Output the data exactly, with every line intact.

***** STORED DATA *****

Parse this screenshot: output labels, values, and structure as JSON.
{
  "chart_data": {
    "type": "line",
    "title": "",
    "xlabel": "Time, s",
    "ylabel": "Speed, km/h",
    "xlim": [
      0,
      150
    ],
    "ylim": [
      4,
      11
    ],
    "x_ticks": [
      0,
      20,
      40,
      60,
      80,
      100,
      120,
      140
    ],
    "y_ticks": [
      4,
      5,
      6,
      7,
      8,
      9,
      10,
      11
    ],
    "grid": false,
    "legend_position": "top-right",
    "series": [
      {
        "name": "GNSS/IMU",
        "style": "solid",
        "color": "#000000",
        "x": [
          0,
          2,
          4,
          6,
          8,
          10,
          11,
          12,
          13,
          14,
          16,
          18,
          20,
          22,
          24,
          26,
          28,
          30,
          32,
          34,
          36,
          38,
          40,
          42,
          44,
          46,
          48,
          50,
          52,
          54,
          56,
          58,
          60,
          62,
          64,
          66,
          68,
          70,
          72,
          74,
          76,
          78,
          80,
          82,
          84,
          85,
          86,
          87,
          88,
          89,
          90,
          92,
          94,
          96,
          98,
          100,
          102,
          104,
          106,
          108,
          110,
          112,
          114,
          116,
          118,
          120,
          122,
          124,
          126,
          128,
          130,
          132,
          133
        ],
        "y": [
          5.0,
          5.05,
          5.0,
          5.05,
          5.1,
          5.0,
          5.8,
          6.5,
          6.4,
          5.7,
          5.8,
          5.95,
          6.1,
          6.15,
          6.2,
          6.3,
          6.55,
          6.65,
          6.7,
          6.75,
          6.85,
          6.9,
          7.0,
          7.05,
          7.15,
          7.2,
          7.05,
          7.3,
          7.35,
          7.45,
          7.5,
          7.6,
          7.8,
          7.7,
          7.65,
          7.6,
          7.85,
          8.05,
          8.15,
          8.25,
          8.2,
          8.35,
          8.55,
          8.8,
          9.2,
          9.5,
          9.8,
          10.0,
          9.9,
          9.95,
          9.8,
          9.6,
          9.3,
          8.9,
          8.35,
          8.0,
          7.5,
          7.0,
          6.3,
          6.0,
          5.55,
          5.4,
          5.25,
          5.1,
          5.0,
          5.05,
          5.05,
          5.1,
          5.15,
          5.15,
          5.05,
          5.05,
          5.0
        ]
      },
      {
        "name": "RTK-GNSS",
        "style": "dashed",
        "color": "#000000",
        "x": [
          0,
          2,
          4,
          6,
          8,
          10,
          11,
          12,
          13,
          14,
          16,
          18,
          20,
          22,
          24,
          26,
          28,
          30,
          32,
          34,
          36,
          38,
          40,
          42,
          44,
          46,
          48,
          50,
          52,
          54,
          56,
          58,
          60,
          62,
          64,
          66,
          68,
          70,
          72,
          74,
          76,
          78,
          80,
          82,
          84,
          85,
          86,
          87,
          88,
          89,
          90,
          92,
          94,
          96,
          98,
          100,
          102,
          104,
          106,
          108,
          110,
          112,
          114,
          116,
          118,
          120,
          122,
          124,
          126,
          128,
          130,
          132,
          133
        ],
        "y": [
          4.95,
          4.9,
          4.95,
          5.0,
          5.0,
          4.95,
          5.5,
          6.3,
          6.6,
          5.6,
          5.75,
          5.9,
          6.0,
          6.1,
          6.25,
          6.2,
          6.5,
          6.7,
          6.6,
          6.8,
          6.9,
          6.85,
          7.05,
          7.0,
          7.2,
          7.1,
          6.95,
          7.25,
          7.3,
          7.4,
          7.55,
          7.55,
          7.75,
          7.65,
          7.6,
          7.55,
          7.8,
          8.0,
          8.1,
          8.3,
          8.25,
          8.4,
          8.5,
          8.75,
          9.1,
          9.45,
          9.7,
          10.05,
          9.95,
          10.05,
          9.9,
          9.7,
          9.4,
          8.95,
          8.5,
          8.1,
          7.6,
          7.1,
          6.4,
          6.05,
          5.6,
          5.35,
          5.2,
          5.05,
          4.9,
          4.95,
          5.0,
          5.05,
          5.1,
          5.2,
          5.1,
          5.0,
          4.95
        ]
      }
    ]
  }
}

*****

REPLY TO THE TASK
Parse this screenshot: output labels, values, and structure as JSON.
{
  "chart_data": {
    "type": "line",
    "title": "",
    "xlabel": "Time, s",
    "ylabel": "Speed, km/h",
    "xlim": [
      0,
      150
    ],
    "ylim": [
      4,
      11
    ],
    "x_ticks": [
      0,
      20,
      40,
      60,
      80,
      100,
      120,
      140
    ],
    "y_ticks": [
      4,
      5,
      6,
      7,
      8,
      9,
      10,
      11
    ],
    "grid": false,
    "legend_position": "top-right",
    "series": [
      {
        "name": "GNSS/IMU",
        "style": "solid",
        "color": "#000000",
        "x": [
          0,
          2,
          4,
          6,
          8,
          10,
          11,
          12,
          13,
          14,
          16,
          18,
          20,
          22,
          24,
          26,
          28,
          30,
          32,
          34,
          36,
          38,
          40,
          42,
          44,
          46,
          48,
          50,
          52,
          54,
          56,
          58,
          60,
          62,
          64,
          66,
          68,
          70,
          72,
          74,
          76,
          78,
          80,
          82,
          84,
          85,
          86,
          87,
          88,
          89,
          90,
          92,
          94,
          96,
          98,
          100,
          102,
          104,
          106,
          108,
          110,
          112,
          114,
          116,
          118,
          120,
          122,
          124,
          126,
          128,
          130,
          132,
          133
        ],
        "y": [
          5.0,
          5.05,
          5.0,
          5.05,
          5.1,
          5.0,
          5.8,
          6.5,
          6.4,
          5.7,
          5.8,
          5.95,
          6.1,
          6.15,
          6.2,
          6.3,
          6.55,
          6.65,
          6.7,
          6.75,
          6.85,
          6.9,
          7.0,
          7.05,
          7.15,
          7.2,
          7.05,
          7.3,
          7.35,
          7.45,
          7.5,
          7.6,
          7.8,
          7.7,
          7.65,
          7.6,
          7.85,
          8.05,
          8.15,
          8.25,
          8.2,
          8.35,
          8.55,
          8.8,
          9.2,
          9.5,
          9.8,
          10.0,
          9.9,
          9.95,
          9.8,
          9.6,
          9.3,
          8.9,
          8.35,
          8.0,
          7.5,
          7.0,
          6.3,
          6.0,
          5.55,
          5.4,
          5.25,
          5.1,
          5.0,
          5.05,
          5.05,
          5.1,
          5.15,
          5.15,
          5.05,
          5.05,
          5.0
        ]
      },
      {
        "name": "RTK-GNSS",
        "style": "dashed",
        "color": "#000000",
        "x": [
          0,
          2,
          4,
          6,
          8,
          10,
          11,
          12,
          13,
          14,
          16,
          18,
          20,
          22,
          24,
          26,
          28,
          30,
          32,
          34,
          36,
          38,
          40,
          42,
          44,
          46,
          48,
          50,
          52,
          54,
          56,
          58,
          60,
          62,
          64,
          66,
          68,
          70,
          72,
          74,
          76,
          78,
          80,
          82,
          84,
          85,
          86,
          87,
          88,
          89,
          90,
          92,
          94,
          96,
          98,
          100,
          102,
          104,
          106,
          108,
          110,
          112,
          114,
          116,
          118,
          120,
          122,
          124,
          126,
          128,
          130,
          132,
          133
        ],
        "y": [
          4.95,
          4.9,
          4.95,
          5.0,
          5.0,
          4.95,
          5.5,
          6.3,
          6.6,
          5.6,
          5.75,
          5.9,
          6.0,
          6.1,
          6.25,
          6.2,
          6.5,
          6.7,
          6.6,
          6.8,
          6.9,
          6.85,
          7.05,
          7.0,
          7.2,
          7.1,
          6.95,
          7.25,
          7.3,
          7.4,
          7.55,
          7.55,
          7.75,
          7.65,
          7.6,
          7.55,
          7.8,
          8.0,
          8.1,
          8.3,
          8.25,
          8.4,
          8.5,
          8.75,
          9.1,
          9.45,
          9.7,
          10.05,
          9.95,
          10.05,
          9.9,
          9.7,
          9.4,
          8.95,
          8.5,
          8.1,
          7.6,
          7.1,
          6.4,
          6.05,
          5.6,
          5.35,
          5.2,
          5.05,
          4.9,
          4.95,
          5.0,
          5.05,
          5.1,
          5.2,
          5.1,
          5.0,
          4.95
        ]
      }
    ]
  }
}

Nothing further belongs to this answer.